# Data excerpts
↓
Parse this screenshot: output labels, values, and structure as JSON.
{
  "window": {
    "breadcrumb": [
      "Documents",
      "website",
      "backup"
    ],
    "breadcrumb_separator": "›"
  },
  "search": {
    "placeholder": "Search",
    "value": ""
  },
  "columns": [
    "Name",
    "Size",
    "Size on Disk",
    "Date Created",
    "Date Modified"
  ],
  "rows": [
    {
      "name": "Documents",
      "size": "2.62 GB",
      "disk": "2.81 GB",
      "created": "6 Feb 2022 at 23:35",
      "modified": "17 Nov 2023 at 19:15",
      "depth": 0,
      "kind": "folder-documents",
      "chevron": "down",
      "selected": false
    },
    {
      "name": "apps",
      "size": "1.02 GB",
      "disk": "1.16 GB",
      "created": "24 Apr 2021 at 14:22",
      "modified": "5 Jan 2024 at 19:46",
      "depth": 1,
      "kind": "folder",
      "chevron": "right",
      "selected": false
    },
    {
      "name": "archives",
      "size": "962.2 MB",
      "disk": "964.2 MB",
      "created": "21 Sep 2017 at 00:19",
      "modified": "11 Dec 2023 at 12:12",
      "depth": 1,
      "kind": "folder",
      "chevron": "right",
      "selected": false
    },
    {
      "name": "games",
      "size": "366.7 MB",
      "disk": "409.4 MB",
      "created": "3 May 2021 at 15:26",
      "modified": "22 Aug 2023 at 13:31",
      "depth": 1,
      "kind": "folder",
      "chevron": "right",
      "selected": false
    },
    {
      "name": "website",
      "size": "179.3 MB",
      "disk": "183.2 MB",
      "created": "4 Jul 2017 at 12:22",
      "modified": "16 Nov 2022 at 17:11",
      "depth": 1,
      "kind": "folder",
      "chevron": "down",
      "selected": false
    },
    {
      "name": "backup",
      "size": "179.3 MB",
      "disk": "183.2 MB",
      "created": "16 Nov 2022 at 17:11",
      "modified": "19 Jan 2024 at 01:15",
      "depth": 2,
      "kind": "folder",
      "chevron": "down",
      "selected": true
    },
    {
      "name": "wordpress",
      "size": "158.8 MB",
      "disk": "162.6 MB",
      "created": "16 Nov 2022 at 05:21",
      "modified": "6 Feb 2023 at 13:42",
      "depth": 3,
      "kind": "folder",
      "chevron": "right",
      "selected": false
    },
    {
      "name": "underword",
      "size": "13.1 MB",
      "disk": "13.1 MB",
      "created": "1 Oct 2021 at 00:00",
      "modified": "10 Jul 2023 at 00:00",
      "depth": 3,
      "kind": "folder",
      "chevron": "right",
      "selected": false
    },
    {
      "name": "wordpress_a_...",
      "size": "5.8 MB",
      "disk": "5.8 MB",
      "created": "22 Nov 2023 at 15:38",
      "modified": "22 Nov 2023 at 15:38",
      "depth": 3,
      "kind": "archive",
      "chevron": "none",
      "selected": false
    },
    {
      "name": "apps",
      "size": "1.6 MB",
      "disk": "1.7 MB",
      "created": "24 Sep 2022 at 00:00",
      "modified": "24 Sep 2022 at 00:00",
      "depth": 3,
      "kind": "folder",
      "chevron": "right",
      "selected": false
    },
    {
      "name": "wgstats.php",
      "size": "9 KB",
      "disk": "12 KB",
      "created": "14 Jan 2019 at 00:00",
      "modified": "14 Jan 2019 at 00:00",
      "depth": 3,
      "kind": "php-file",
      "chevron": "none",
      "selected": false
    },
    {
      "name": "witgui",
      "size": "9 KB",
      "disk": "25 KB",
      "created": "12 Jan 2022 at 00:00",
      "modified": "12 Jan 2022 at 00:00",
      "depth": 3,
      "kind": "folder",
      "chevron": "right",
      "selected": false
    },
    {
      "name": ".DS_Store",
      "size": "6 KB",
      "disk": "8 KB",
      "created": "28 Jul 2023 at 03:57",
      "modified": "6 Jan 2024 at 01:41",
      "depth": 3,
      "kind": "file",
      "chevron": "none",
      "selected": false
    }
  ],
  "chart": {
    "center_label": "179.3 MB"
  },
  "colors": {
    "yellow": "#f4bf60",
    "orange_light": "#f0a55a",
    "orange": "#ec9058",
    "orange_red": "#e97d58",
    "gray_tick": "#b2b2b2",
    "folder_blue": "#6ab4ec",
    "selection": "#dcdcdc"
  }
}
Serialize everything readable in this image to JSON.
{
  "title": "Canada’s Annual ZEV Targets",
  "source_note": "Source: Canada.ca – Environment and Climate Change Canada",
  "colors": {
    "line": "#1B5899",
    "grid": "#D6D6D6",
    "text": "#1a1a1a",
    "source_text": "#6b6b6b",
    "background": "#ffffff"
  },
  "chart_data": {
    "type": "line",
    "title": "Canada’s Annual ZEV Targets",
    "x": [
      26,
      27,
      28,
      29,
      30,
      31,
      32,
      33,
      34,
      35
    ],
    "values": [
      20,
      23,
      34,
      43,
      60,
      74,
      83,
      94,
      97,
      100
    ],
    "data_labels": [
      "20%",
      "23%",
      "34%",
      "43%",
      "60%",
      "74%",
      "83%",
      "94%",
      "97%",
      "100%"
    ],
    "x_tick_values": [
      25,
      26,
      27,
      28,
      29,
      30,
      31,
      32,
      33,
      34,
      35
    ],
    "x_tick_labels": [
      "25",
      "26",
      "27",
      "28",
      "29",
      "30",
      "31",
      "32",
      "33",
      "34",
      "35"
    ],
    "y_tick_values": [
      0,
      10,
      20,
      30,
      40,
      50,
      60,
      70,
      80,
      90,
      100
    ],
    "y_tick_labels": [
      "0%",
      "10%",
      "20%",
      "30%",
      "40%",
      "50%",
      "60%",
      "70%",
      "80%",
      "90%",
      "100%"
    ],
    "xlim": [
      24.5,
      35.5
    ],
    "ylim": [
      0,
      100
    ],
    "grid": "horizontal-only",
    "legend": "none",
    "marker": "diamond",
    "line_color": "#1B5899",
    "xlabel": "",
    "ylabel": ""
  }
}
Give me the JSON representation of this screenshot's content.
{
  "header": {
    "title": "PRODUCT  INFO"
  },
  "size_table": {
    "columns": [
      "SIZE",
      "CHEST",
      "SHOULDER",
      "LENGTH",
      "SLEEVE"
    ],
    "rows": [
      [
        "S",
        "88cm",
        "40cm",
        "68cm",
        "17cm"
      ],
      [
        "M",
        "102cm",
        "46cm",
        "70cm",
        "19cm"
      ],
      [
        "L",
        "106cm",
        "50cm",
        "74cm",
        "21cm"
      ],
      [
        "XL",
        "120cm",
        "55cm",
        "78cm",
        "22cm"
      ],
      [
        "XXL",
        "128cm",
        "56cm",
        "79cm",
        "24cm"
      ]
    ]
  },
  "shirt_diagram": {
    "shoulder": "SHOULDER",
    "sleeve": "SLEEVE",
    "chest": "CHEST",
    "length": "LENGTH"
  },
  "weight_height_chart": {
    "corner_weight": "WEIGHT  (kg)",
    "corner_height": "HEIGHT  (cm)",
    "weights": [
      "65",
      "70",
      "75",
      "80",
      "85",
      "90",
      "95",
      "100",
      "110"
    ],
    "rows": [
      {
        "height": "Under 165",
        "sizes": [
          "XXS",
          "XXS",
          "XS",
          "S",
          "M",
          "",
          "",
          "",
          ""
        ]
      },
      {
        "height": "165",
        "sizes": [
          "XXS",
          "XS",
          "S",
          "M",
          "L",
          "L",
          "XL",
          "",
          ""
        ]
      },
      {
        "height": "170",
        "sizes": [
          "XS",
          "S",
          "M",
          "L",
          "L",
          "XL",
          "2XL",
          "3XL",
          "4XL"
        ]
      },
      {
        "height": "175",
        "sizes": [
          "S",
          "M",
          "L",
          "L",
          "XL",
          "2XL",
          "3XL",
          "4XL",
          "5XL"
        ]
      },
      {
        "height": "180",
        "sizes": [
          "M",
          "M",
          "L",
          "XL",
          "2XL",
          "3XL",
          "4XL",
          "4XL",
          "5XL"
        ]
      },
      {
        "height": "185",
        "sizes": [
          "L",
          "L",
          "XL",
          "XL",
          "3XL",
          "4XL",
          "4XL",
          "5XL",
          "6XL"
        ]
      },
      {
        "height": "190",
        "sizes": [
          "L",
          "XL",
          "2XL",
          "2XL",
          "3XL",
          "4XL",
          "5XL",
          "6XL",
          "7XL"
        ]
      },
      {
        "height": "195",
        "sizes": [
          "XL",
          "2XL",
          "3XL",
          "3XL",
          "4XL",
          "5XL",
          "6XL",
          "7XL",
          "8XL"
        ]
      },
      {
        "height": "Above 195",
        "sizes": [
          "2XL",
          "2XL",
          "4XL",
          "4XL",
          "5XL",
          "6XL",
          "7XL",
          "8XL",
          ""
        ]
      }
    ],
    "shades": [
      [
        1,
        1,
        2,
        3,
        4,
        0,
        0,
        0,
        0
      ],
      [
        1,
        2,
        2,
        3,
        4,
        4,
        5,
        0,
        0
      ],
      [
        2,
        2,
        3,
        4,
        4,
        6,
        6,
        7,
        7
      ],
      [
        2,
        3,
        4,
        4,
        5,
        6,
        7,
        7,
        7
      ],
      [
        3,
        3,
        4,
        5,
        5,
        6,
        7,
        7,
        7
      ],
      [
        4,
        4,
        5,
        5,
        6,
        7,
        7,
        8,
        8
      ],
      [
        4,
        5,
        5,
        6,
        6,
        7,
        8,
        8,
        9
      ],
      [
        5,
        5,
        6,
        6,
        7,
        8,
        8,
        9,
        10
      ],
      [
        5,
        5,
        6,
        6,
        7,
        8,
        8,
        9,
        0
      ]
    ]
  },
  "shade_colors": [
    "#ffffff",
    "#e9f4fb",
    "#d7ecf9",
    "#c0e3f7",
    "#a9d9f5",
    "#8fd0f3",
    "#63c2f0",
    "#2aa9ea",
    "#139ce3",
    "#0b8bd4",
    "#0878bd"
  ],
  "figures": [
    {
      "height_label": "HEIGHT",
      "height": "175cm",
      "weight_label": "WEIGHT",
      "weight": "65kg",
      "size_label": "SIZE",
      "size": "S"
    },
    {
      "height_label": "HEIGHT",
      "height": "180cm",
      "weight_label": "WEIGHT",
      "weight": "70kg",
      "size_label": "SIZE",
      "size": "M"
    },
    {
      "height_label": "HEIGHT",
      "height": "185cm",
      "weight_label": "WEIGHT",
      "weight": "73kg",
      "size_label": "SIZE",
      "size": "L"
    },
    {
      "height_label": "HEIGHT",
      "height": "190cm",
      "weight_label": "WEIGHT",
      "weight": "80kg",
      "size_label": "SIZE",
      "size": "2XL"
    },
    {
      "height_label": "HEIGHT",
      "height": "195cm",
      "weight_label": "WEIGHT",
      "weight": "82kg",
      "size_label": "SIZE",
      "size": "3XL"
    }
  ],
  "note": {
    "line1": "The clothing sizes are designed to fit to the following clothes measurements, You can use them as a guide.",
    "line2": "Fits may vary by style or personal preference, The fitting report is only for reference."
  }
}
↑
# Set exercise
Going through the records above, state how many lines carry "screenshot", with no other text.

# Answer in full
2